◆ Goal ◆
Can you put the lines of the records, from the start through the line with "data-point-sx [123, 104, 135, 116]", into a Markdown table with the columns Row and Line, numbering each row and leaving out blank lines?

(Annotated element listings)
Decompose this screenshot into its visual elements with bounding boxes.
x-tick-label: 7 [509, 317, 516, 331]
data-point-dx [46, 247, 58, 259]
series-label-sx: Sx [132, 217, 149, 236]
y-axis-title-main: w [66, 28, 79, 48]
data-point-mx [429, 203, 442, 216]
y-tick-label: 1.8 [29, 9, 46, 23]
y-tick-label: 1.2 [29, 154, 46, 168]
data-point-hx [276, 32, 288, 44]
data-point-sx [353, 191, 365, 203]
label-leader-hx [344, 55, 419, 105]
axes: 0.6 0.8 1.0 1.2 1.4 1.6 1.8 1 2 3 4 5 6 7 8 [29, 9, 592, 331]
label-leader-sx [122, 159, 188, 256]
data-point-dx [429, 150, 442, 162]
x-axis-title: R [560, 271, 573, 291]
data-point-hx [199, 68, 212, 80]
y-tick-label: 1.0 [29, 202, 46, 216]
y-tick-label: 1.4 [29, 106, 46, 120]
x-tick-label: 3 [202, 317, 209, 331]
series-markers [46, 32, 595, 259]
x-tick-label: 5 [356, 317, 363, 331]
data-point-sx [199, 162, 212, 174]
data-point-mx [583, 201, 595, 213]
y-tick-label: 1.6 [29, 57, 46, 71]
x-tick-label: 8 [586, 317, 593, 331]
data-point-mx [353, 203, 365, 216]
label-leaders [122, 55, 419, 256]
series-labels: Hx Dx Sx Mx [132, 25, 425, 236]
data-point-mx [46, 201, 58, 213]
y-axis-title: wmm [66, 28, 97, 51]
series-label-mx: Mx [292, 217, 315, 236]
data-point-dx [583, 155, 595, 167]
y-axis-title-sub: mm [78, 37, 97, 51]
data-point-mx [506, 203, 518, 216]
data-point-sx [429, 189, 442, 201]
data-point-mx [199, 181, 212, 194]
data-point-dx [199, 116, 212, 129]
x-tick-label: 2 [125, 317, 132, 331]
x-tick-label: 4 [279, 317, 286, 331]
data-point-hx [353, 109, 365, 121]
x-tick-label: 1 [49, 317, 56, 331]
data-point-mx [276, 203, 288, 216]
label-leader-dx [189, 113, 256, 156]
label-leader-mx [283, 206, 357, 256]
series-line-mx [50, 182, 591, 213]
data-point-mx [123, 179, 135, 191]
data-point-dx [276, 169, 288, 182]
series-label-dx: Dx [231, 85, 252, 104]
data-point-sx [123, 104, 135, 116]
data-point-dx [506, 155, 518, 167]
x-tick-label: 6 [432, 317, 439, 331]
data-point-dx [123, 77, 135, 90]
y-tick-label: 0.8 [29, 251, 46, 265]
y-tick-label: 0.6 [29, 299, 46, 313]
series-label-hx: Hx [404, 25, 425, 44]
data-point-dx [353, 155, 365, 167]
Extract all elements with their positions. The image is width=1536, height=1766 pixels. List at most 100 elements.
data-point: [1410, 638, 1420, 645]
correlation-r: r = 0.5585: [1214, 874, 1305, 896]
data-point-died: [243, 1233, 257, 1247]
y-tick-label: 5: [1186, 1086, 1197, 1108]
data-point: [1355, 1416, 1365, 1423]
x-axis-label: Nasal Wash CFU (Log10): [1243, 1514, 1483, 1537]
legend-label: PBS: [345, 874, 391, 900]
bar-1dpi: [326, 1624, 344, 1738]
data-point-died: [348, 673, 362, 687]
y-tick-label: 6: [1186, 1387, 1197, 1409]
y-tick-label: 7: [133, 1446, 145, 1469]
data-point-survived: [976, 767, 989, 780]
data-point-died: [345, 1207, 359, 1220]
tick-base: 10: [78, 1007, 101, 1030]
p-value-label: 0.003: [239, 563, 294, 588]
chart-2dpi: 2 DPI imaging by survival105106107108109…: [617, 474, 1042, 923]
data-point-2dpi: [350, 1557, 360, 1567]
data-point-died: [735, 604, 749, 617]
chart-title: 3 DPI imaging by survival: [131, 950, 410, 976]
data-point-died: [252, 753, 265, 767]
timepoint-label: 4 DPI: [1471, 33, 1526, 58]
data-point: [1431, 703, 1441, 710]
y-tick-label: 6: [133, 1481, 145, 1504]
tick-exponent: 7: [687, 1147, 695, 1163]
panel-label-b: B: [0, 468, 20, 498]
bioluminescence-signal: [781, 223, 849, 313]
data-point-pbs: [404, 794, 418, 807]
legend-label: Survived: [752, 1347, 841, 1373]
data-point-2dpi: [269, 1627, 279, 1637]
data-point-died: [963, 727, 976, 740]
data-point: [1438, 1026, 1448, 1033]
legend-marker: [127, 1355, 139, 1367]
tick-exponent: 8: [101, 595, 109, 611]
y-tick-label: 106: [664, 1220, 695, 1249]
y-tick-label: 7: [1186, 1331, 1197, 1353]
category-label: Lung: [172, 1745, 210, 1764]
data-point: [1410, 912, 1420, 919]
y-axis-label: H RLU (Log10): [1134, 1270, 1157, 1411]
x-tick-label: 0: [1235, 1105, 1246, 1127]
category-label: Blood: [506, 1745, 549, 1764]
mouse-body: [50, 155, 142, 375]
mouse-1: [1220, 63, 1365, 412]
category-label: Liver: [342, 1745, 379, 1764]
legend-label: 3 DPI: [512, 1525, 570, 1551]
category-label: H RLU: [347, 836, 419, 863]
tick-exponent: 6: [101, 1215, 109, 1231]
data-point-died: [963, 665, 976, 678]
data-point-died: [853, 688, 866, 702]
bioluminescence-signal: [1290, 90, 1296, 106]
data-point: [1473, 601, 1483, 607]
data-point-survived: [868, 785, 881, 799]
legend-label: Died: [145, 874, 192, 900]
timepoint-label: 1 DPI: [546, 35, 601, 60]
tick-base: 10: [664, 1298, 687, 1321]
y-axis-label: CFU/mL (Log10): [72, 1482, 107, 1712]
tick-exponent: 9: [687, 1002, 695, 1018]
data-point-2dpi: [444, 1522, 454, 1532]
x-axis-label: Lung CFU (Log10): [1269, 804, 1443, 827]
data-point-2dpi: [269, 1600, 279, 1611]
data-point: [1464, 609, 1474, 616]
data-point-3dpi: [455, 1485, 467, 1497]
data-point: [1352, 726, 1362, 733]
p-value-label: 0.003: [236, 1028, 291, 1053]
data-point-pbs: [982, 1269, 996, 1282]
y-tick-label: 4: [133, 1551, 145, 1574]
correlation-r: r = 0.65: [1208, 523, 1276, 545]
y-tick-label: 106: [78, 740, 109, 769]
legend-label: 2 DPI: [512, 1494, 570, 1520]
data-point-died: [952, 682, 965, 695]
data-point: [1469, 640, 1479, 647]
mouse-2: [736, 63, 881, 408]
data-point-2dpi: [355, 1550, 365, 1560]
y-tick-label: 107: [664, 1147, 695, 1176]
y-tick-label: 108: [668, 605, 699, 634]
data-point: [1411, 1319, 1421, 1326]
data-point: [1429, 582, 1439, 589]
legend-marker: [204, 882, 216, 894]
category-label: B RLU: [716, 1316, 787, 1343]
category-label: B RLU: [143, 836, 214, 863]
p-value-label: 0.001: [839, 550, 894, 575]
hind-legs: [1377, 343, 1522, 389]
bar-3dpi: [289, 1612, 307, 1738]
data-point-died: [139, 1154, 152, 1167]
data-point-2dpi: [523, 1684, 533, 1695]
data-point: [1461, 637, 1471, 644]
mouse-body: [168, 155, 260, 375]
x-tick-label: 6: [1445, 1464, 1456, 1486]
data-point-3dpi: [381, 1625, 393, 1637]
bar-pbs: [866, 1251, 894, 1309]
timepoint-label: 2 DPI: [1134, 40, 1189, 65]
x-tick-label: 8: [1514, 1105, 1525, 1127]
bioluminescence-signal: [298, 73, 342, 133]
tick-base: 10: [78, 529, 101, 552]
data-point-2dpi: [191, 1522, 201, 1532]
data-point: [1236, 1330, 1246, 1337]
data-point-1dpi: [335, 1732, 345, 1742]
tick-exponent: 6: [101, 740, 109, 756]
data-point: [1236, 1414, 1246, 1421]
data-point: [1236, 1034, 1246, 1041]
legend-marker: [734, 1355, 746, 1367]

◆ Task solution ◆
| Row | Line |
|---|---|
| 1 | Decompose this screenshot into its visual elements with bounding boxes. |
| 2 | x-tick-label: 7 [509, 317, 516, 331] |
| 3 | data-point-dx [46, 247, 58, 259] |
| 4 | series-label-sx: Sx [132, 217, 149, 236] |
| 5 | y-axis-title-main: w [66, 28, 79, 48] |
| 6 | data-point-mx [429, 203, 442, 216] |
| 7 | y-tick-label: 1.8 [29, 9, 46, 23] |
| 8 | y-tick-label: 1.2 [29, 154, 46, 168] |
| 9 | data-point-hx [276, 32, 288, 44] |
| 10 | data-point-sx [353, 191, 365, 203] |
| 11 | label-leader-hx [344, 55, 419, 105] |
| 12 | axes: 0.6 0.8 1.0 1.2 1.4 1.6 1.8 1 2 3 4 5 6 7 8 [29, 9, 592, 331] |
| 13 | label-leader-sx [122, 159, 188, 256] |
| 14 | data-point-dx [429, 150, 442, 162] |
| 15 | x-axis-title: R [560, 271, 573, 291] |
| 16 | data-point-hx [199, 68, 212, 80] |
| 17 | y-tick-label: 1.0 [29, 202, 46, 216] |
| 18 | y-tick-label: 1.4 [29, 106, 46, 120] |
| 19 | x-tick-label: 3 [202, 317, 209, 331] |
| 20 | series-markers [46, 32, 595, 259] |
| 21 | x-tick-label: 5 [356, 317, 363, 331] |
| 22 | data-point-sx [199, 162, 212, 174] |
| 23 | data-point-mx [583, 201, 595, 213] |
| 24 | y-tick-label: 1.6 [29, 57, 46, 71] |
| 25 | x-tick-label: 8 [586, 317, 593, 331] |
| 26 | data-point-mx [353, 203, 365, 216] |
| 27 | label-leaders [122, 55, 419, 256] |
| 28 | series-labels: Hx Dx Sx Mx [132, 25, 425, 236] |
| 29 | data-point-mx [46, 201, 58, 213] |
| 30 | y-axis-title: wmm [66, 28, 97, 51] |
| 31 | series-label-mx: Mx [292, 217, 315, 236] |
| 32 | data-point-dx [583, 155, 595, 167] |
| 33 | y-axis-title-sub: mm [78, 37, 97, 51] |
| 34 | data-point-mx [506, 203, 518, 216] |
| 35 | data-point-sx [429, 189, 442, 201] |
| 36 | data-point-mx [199, 181, 212, 194] |
| 37 | data-point-dx [199, 116, 212, 129] |
| 38 | x-tick-label: 2 [125, 317, 132, 331] |
| 39 | x-tick-label: 4 [279, 317, 286, 331] |
| 40 | data-point-hx [353, 109, 365, 121] |
| 41 | x-tick-label: 1 [49, 317, 56, 331] |
| 42 | data-point-mx [276, 203, 288, 216] |
| 43 | label-leader-dx [189, 113, 256, 156] |
| 44 | label-leader-mx [283, 206, 357, 256] |
| 45 | series-line-mx [50, 182, 591, 213] |
| 46 | data-point-mx [123, 179, 135, 191] |
| 47 | data-point-dx [276, 169, 288, 182] |
| 48 | series-label-dx: Dx [231, 85, 252, 104] |
| 49 | data-point-sx [123, 104, 135, 116] |